Job: Gather all lines with the word "ready" in them.

Extracted records:
════
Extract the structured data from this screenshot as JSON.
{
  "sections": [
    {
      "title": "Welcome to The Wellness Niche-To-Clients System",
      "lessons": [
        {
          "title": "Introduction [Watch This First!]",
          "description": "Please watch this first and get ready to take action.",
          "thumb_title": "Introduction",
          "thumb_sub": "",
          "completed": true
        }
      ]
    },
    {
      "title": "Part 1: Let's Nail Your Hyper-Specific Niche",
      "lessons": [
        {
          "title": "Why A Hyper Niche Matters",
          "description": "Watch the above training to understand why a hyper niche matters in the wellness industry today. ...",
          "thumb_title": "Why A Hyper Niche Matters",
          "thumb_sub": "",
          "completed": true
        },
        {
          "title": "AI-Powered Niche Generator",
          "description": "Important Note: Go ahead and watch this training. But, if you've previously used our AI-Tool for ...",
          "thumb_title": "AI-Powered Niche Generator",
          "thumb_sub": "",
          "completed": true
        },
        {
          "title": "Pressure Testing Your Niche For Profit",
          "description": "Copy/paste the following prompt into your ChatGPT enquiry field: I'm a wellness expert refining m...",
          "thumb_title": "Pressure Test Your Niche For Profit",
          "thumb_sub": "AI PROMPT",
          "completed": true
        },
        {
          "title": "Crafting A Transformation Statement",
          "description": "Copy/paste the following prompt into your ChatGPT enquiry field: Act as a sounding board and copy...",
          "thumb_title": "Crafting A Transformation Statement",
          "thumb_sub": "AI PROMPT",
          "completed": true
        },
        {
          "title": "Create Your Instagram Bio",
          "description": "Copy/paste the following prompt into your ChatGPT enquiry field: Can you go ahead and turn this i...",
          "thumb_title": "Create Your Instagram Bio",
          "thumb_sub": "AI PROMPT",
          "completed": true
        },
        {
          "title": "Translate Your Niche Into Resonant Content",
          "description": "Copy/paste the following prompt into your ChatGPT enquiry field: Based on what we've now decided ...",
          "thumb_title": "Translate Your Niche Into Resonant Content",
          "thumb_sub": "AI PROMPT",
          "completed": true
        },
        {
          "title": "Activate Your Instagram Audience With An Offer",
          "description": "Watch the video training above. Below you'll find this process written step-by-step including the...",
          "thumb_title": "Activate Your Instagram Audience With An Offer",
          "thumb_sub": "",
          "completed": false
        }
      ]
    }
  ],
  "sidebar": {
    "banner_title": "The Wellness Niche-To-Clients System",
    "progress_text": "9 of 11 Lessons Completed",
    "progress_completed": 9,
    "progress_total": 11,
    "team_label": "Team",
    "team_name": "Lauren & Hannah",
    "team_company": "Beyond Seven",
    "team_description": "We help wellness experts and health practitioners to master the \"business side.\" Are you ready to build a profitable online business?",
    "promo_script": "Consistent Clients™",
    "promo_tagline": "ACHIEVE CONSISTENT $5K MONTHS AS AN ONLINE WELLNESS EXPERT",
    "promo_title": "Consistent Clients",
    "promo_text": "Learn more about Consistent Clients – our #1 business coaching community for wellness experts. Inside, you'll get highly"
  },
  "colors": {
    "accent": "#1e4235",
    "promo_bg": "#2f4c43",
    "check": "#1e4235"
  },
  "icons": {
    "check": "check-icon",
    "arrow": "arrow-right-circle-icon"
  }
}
════
Final result:
          "description": "Please watch this first and get ready to take action.",
    "team_description": "We help wellness experts and health practitioners to master the \"business side.\" Are you ready to build a profitable online business?",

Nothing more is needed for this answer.